**TASK BRIEF**
Scan the records below for lines with the word "this", then state how many you find and nothing else.

=== MATERIAL PROVIDED ===

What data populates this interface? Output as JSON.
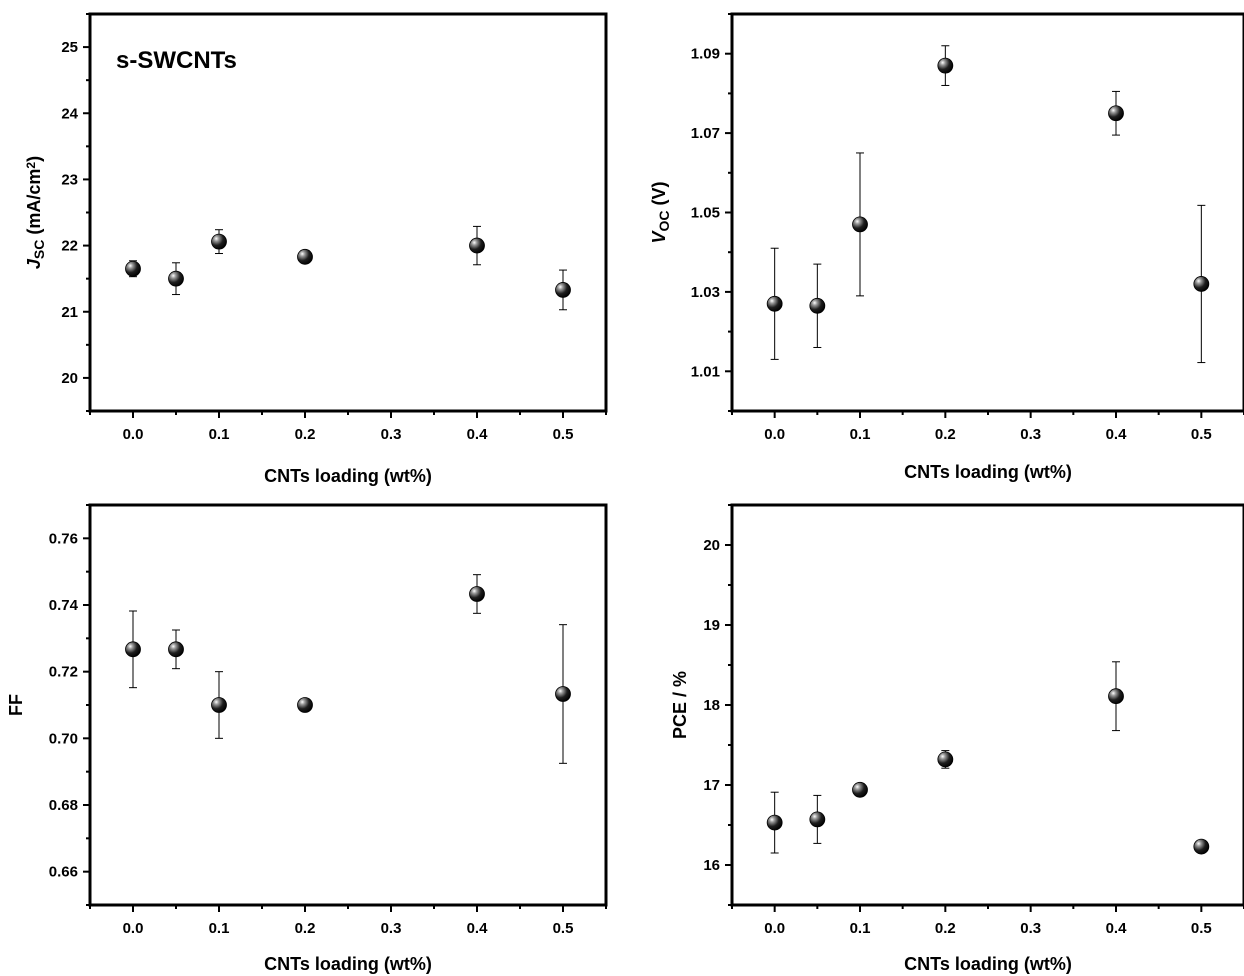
{
  "marker_color": "#000000",
  "chart_data": [
    {
      "id": "jsc",
      "type": "scatter",
      "annotation": "s-SWCNTs",
      "xlabel": "CNTs loading (wt%)",
      "ylabel_parts": [
        {
          "text": "J",
          "style": "italic"
        },
        {
          "text": "SC",
          "style": "sub"
        },
        {
          "text": " (mA/cm",
          "style": "normal"
        },
        {
          "text": "2",
          "style": "sup"
        },
        {
          "text": ")",
          "style": "normal"
        }
      ],
      "xlim": [
        -0.05,
        0.55
      ],
      "ylim": [
        19.5,
        25.5
      ],
      "x_ticks": [
        "0.0",
        "0.1",
        "0.2",
        "0.3",
        "0.4",
        "0.5"
      ],
      "y_ticks": [
        "20",
        "21",
        "22",
        "23",
        "24",
        "25"
      ],
      "x": [
        0.0,
        0.05,
        0.1,
        0.2,
        0.4,
        0.5
      ],
      "y": [
        21.65,
        21.5,
        22.06,
        21.83,
        22.0,
        21.33
      ],
      "err": [
        0.12,
        0.24,
        0.18,
        0.04,
        0.29,
        0.3
      ]
    },
    {
      "id": "voc",
      "type": "scatter",
      "xlabel": "CNTs loading (wt%)",
      "ylabel_parts": [
        {
          "text": "V",
          "style": "italic"
        },
        {
          "text": "OC",
          "style": "sub"
        },
        {
          "text": " (V)",
          "style": "normal"
        }
      ],
      "xlim": [
        -0.05,
        0.55
      ],
      "ylim": [
        1.0,
        1.1
      ],
      "x_ticks": [
        "0.0",
        "0.1",
        "0.2",
        "0.3",
        "0.4",
        "0.5"
      ],
      "y_ticks": [
        "1.01",
        "1.03",
        "1.05",
        "1.07",
        "1.09"
      ],
      "x": [
        0.0,
        0.05,
        0.1,
        0.2,
        0.4,
        0.5
      ],
      "y": [
        1.027,
        1.0265,
        1.047,
        1.087,
        1.075,
        1.032
      ],
      "err": [
        0.014,
        0.0105,
        0.018,
        0.005,
        0.0055,
        0.0198
      ]
    },
    {
      "id": "ff",
      "type": "scatter",
      "xlabel": "CNTs loading (wt%)",
      "ylabel_parts": [
        {
          "text": "FF",
          "style": "normal"
        }
      ],
      "xlim": [
        -0.05,
        0.55
      ],
      "ylim": [
        0.65,
        0.77
      ],
      "x_ticks": [
        "0.0",
        "0.1",
        "0.2",
        "0.3",
        "0.4",
        "0.5"
      ],
      "y_ticks": [
        "0.66",
        "0.68",
        "0.70",
        "0.72",
        "0.74",
        "0.76"
      ],
      "x": [
        0.0,
        0.05,
        0.1,
        0.2,
        0.4,
        0.5
      ],
      "y": [
        0.7267,
        0.7267,
        0.71,
        0.71,
        0.7433,
        0.7133
      ],
      "err": [
        0.0115,
        0.0058,
        0.01,
        0.0,
        0.0058,
        0.0208
      ]
    },
    {
      "id": "pce",
      "type": "scatter",
      "xlabel": "CNTs loading (wt%)",
      "ylabel_parts": [
        {
          "text": "PCE / %",
          "style": "normal"
        }
      ],
      "xlim": [
        -0.05,
        0.55
      ],
      "ylim": [
        15.5,
        20.5
      ],
      "x_ticks": [
        "0.0",
        "0.1",
        "0.2",
        "0.3",
        "0.4",
        "0.5"
      ],
      "y_ticks": [
        "16",
        "17",
        "18",
        "19",
        "20"
      ],
      "x": [
        0.0,
        0.05,
        0.1,
        0.2,
        0.4,
        0.5
      ],
      "y": [
        16.53,
        16.57,
        16.94,
        17.32,
        18.11,
        16.23
      ],
      "err": [
        0.38,
        0.3,
        0.07,
        0.11,
        0.43,
        0.02
      ]
    }
  ]
}
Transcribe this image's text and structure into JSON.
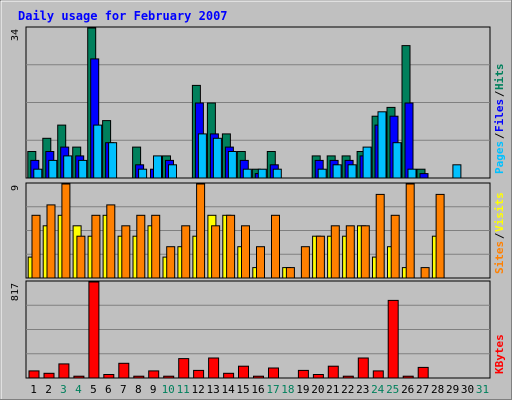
{
  "chart_data": {
    "type": "bar",
    "title": "Daily usage for February 2007",
    "days": [
      1,
      2,
      3,
      4,
      5,
      6,
      7,
      8,
      9,
      10,
      11,
      12,
      13,
      14,
      15,
      16,
      17,
      18,
      19,
      20,
      21,
      22,
      23,
      24,
      25,
      26,
      27,
      28,
      29,
      30,
      31
    ],
    "weekend_days": [
      3,
      4,
      10,
      11,
      17,
      18,
      24,
      25,
      31
    ],
    "colors": {
      "hits": "#00805c",
      "files": "#0000ff",
      "pages": "#00c0ff",
      "visits": "#ffff00",
      "sites": "#ff8000",
      "kbytes": "#ff0000",
      "title": "#0000ff",
      "weekday_label": "#000000",
      "weekend_label": "#00805c"
    },
    "panels": [
      {
        "id": "usage",
        "max_label": "34",
        "ylim": [
          0,
          34
        ],
        "legend": [
          {
            "label": "Hits",
            "color": "#00805c"
          },
          {
            "label": "Files",
            "color": "#0000ff"
          },
          {
            "label": "Pages",
            "color": "#00c0ff"
          }
        ],
        "series": [
          {
            "name": "Hits",
            "values": [
              6,
              9,
              12,
              7,
              34,
              13,
              0,
              7,
              0,
              5,
              0,
              21,
              17,
              10,
              6,
              2,
              6,
              0,
              0,
              5,
              5,
              5,
              6,
              14,
              16,
              30,
              2,
              0,
              0,
              0,
              0
            ]
          },
          {
            "name": "Files",
            "values": [
              4,
              6,
              7,
              5,
              27,
              8,
              0,
              3,
              2,
              4,
              0,
              17,
              10,
              7,
              4,
              1,
              3,
              0,
              0,
              4,
              4,
              4,
              5,
              12,
              14,
              17,
              1,
              0,
              0,
              0,
              0
            ]
          },
          {
            "name": "Pages",
            "values": [
              2,
              4,
              5,
              4,
              12,
              8,
              0,
              2,
              5,
              3,
              0,
              10,
              9,
              6,
              2,
              2,
              2,
              0,
              0,
              2,
              3,
              3,
              7,
              15,
              8,
              2,
              0,
              0,
              3,
              0,
              0
            ]
          }
        ]
      },
      {
        "id": "visitors",
        "max_label": "9",
        "ylim": [
          0,
          9
        ],
        "legend": [
          {
            "label": "Visits",
            "color": "#ffff00"
          },
          {
            "label": "Sites",
            "color": "#ff8000"
          }
        ],
        "series": [
          {
            "name": "Visits",
            "values": [
              2,
              5,
              6,
              5,
              4,
              6,
              4,
              4,
              5,
              2,
              3,
              4,
              6,
              6,
              3,
              1,
              0,
              1,
              0,
              4,
              4,
              4,
              5,
              2,
              3,
              1,
              0,
              4,
              0,
              0,
              0
            ]
          },
          {
            "name": "Sites",
            "values": [
              6,
              7,
              9,
              4,
              6,
              7,
              5,
              6,
              6,
              3,
              5,
              9,
              5,
              6,
              5,
              3,
              6,
              1,
              3,
              4,
              5,
              5,
              5,
              8,
              6,
              9,
              1,
              8,
              0,
              0,
              0
            ]
          }
        ]
      },
      {
        "id": "kbytes",
        "max_label": "817",
        "ylim": [
          0,
          817
        ],
        "legend": [
          {
            "label": "KBytes",
            "color": "#ff0000"
          }
        ],
        "series": [
          {
            "name": "KBytes",
            "values": [
              60,
              40,
              120,
              15,
              817,
              30,
              125,
              15,
              60,
              15,
              165,
              65,
              170,
              40,
              100,
              15,
              85,
              0,
              65,
              30,
              100,
              15,
              170,
              60,
              660,
              15,
              90,
              0,
              0,
              0,
              0
            ]
          }
        ]
      }
    ]
  }
}
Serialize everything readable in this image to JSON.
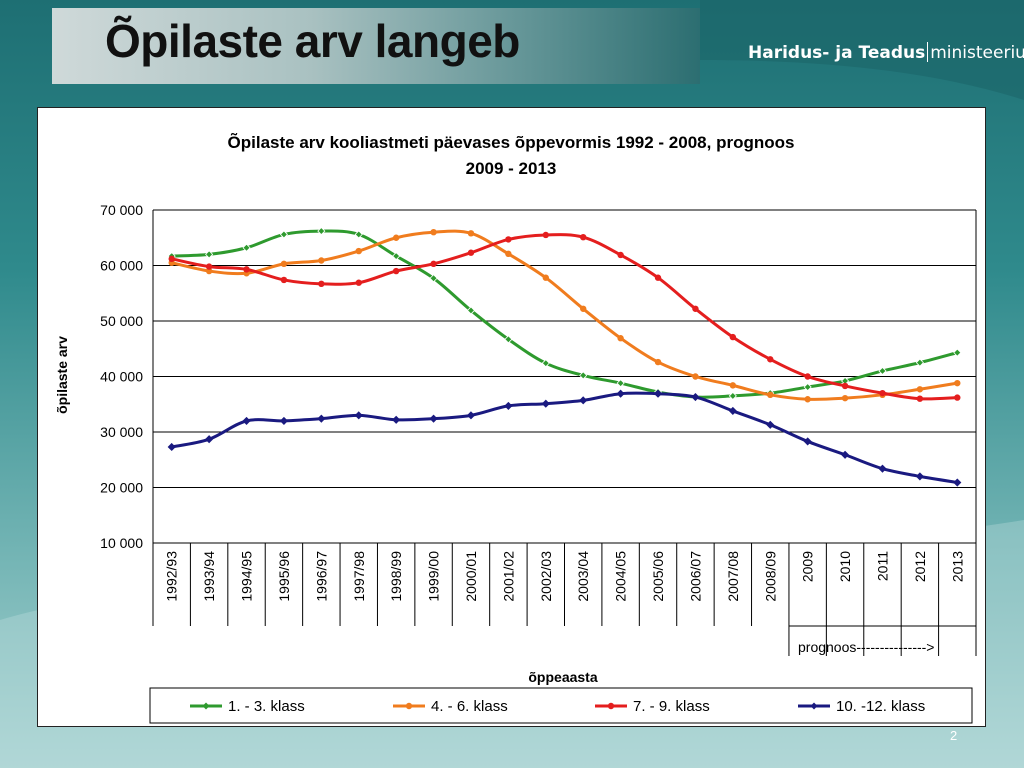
{
  "slide": {
    "title": "Õpilaste arv langeb",
    "ministry_bold": "Haridus- ja Teadus",
    "ministry_light": "ministeerium",
    "page_number": "2"
  },
  "chart_data": {
    "type": "line",
    "title_lines": [
      "Õpilaste arv kooliastmeti päevases õppevormis 1992 - 2008, prognoos",
      "2009 - 2013"
    ],
    "xlabel": "õppeaasta",
    "ylabel": "õpilaste arv",
    "ylim": [
      10000,
      70000
    ],
    "yticks": [
      70000,
      60000,
      50000,
      40000,
      30000,
      20000,
      10000
    ],
    "ytick_labels": [
      "70 000",
      "60 000",
      "50 000",
      "40 000",
      "30 000",
      "20 000",
      "10 000"
    ],
    "grid": true,
    "categories": [
      "1992/93",
      "1993/94",
      "1994/95",
      "1995/96",
      "1996/97",
      "1997/98",
      "1998/99",
      "1999/00",
      "2000/01",
      "2001/02",
      "2002/03",
      "2003/04",
      "2004/05",
      "2005/06",
      "2006/07",
      "2007/08",
      "2008/09",
      "2009",
      "2010",
      "2011",
      "2012",
      "2013"
    ],
    "forecast_label": "prognoos--------------->",
    "forecast_start_index": 17,
    "legend_position": "bottom",
    "series": [
      {
        "name": "1. - 3. klass",
        "color": "#2e9a2e",
        "marker": "diamond",
        "values": [
          61700,
          62000,
          63200,
          65600,
          66200,
          65600,
          61700,
          57700,
          51900,
          46700,
          42400,
          40200,
          38800,
          37200,
          36300,
          36500,
          37000,
          38100,
          39200,
          41000,
          42500,
          44300
        ]
      },
      {
        "name": "4. - 6. klass",
        "color": "#f07c1e",
        "marker": "circle",
        "values": [
          60500,
          59000,
          58600,
          60300,
          60900,
          62600,
          65000,
          66000,
          65800,
          62100,
          57800,
          52200,
          46900,
          42600,
          40000,
          38400,
          36700,
          35900,
          36100,
          36700,
          37700,
          38800
        ]
      },
      {
        "name": "7. - 9. klass",
        "color": "#e41e1e",
        "marker": "circle",
        "values": [
          61200,
          59800,
          59300,
          57400,
          56700,
          56900,
          59000,
          60300,
          62300,
          64700,
          65500,
          65100,
          61900,
          57800,
          52200,
          47100,
          43100,
          40000,
          38300,
          37000,
          36000,
          36200
        ]
      },
      {
        "name": "10. -12. klass",
        "color": "#1a1a80",
        "marker": "diamond",
        "values": [
          27300,
          28700,
          32000,
          32000,
          32400,
          33000,
          32200,
          32400,
          33000,
          34700,
          35100,
          35700,
          36900,
          36900,
          36300,
          33800,
          31300,
          28300,
          25900,
          23400,
          22000,
          20900
        ]
      }
    ]
  }
}
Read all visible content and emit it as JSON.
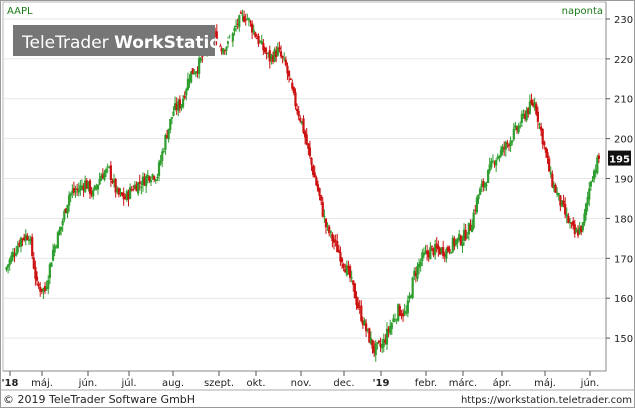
{
  "window": {
    "symbol": "AAPL",
    "interval": "naponta",
    "watermark_brand": "TeleTrader",
    "watermark_product": "WorkStation",
    "footer_copyright": "© 2019 TeleTrader Software GmbH",
    "footer_url": "https://workstation.teletrader.com"
  },
  "colors": {
    "up": "#2e9e2e",
    "down": "#cc1111",
    "symbol_text": "#1a7a1a",
    "price_box": "#111111",
    "border": "#888888",
    "grid": "#e6e6e6"
  },
  "chart_data": {
    "type": "candlestick",
    "ylim": [
      142,
      234
    ],
    "y_ticks": [
      150,
      160,
      170,
      180,
      190,
      200,
      210,
      220,
      230
    ],
    "x_ticks": [
      "'18",
      "máj.",
      "jún.",
      "júl.",
      "aug.",
      "szept.",
      "okt.",
      "nov.",
      "dec.",
      "'19",
      "febr.",
      "márc.",
      "ápr.",
      "máj.",
      "jún."
    ],
    "last_price": "195",
    "grid": true,
    "weekly_closes": [
      167,
      171,
      175,
      176,
      163,
      162,
      172,
      178,
      186,
      187,
      189,
      186,
      191,
      192,
      186,
      185,
      188,
      189,
      191,
      191,
      200,
      207,
      209,
      216,
      218,
      222,
      226,
      223,
      224,
      229,
      231,
      227,
      223,
      220,
      222,
      218,
      210,
      204,
      195,
      187,
      178,
      174,
      170,
      165,
      158,
      152,
      147,
      148,
      153,
      157,
      156,
      166,
      170,
      172,
      172,
      172,
      174,
      175,
      178,
      186,
      190,
      195,
      197,
      200,
      203,
      207,
      209,
      200,
      190,
      185,
      180,
      176,
      178,
      190,
      195
    ]
  }
}
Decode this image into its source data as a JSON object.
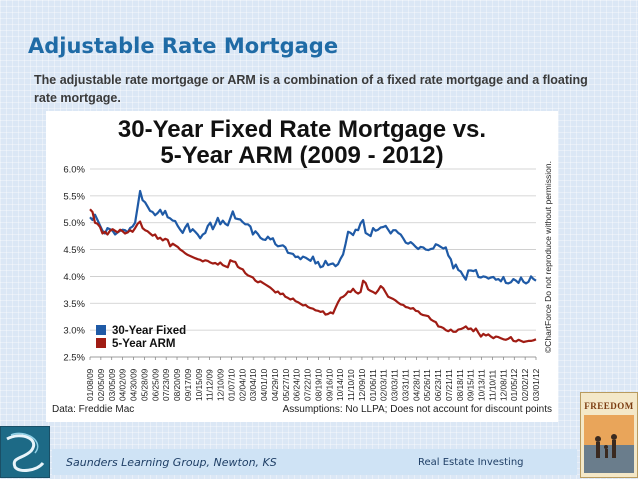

===

**ANSWER TO THE PROBLEM**
4